Copy out only the lines running from the one that contains "Decode this image" through the end of the listing. Pictures stay out.

Dataset items:
======
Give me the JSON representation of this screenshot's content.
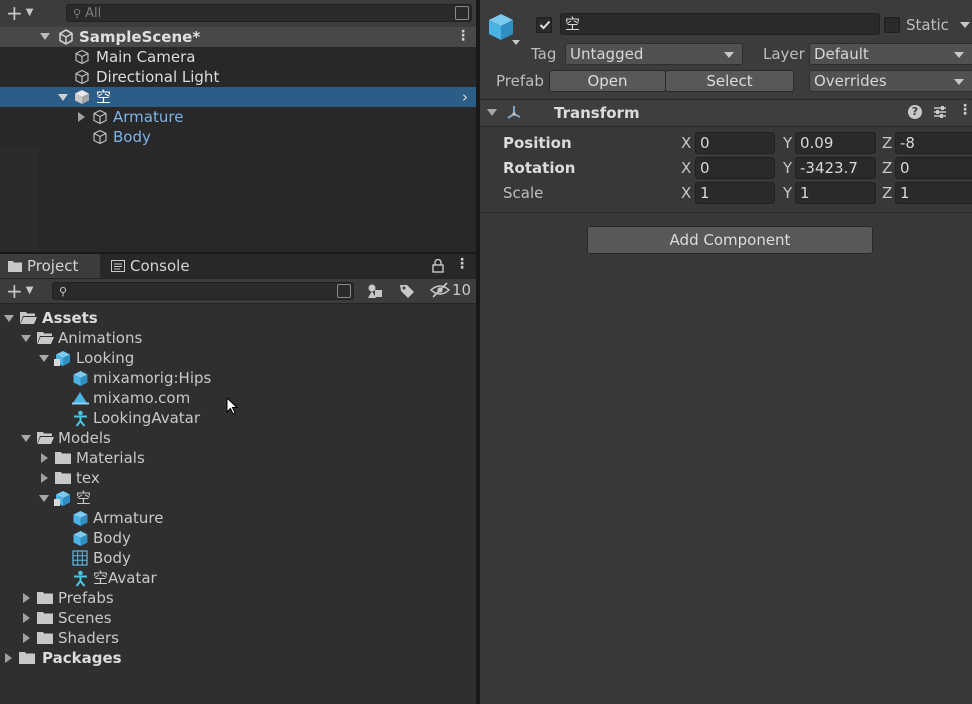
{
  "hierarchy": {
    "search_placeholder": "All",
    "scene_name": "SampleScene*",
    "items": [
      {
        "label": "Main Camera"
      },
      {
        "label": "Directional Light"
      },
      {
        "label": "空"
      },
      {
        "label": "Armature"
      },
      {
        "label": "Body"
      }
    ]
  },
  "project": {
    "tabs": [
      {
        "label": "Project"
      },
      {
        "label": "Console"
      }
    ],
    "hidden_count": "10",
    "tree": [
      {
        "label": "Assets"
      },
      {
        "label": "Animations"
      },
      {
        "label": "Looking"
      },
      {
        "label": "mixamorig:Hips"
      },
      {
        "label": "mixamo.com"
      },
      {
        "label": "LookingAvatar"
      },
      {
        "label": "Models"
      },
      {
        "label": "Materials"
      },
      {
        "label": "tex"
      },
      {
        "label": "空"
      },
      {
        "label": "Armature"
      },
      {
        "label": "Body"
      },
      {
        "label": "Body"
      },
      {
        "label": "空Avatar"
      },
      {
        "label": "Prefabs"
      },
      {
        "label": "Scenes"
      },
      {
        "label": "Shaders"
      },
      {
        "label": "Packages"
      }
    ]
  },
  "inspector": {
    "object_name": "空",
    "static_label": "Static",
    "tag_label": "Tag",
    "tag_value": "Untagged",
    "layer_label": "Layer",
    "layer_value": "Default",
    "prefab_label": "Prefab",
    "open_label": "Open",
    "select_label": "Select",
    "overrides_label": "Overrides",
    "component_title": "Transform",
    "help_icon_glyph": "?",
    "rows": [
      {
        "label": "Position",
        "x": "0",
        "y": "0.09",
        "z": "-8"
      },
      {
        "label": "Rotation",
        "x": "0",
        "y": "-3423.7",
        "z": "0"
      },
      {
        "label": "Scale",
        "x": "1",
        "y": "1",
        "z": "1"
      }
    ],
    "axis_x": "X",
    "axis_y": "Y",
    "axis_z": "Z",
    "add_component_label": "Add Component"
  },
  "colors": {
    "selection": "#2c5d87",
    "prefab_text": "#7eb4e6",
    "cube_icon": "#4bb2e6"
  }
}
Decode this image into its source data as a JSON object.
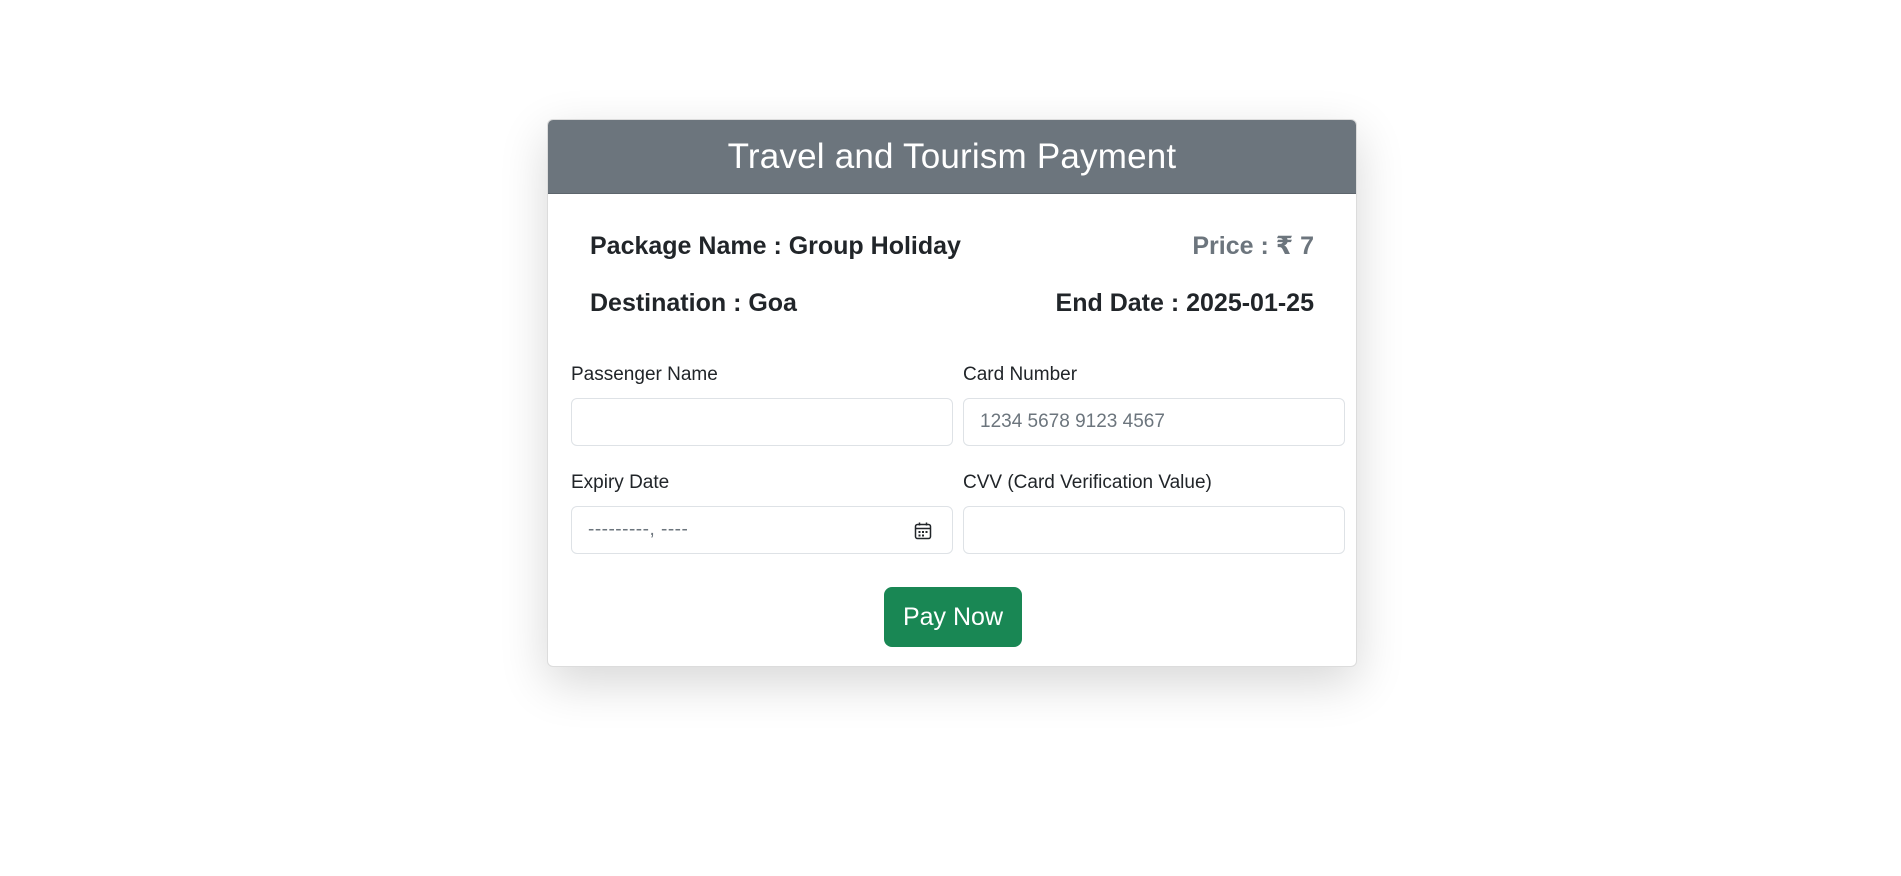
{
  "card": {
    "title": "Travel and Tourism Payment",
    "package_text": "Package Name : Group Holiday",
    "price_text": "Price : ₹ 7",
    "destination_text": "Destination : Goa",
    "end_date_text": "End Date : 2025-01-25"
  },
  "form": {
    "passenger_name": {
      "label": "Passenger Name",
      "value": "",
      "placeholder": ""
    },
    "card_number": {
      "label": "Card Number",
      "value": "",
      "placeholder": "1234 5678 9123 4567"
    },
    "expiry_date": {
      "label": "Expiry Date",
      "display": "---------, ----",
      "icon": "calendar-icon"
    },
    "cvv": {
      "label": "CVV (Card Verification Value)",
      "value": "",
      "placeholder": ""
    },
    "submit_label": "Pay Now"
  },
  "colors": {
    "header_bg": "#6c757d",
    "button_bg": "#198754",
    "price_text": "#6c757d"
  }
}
======
◆ EXERCISE RESULT
Decode this image into its source data as a JSON object.
{
  "card": {
    "title": "Travel and Tourism Payment",
    "package_text": "Package Name : Group Holiday",
    "price_text": "Price : ₹ 7",
    "destination_text": "Destination : Goa",
    "end_date_text": "End Date : 2025-01-25"
  },
  "form": {
    "passenger_name": {
      "label": "Passenger Name",
      "value": "",
      "placeholder": ""
    },
    "card_number": {
      "label": "Card Number",
      "value": "",
      "placeholder": "1234 5678 9123 4567"
    },
    "expiry_date": {
      "label": "Expiry Date",
      "display": "---------, ----",
      "icon": "calendar-icon"
    },
    "cvv": {
      "label": "CVV (Card Verification Value)",
      "value": "",
      "placeholder": ""
    },
    "submit_label": "Pay Now"
  },
  "colors": {
    "header_bg": "#6c757d",
    "button_bg": "#198754",
    "price_text": "#6c757d"
  }
}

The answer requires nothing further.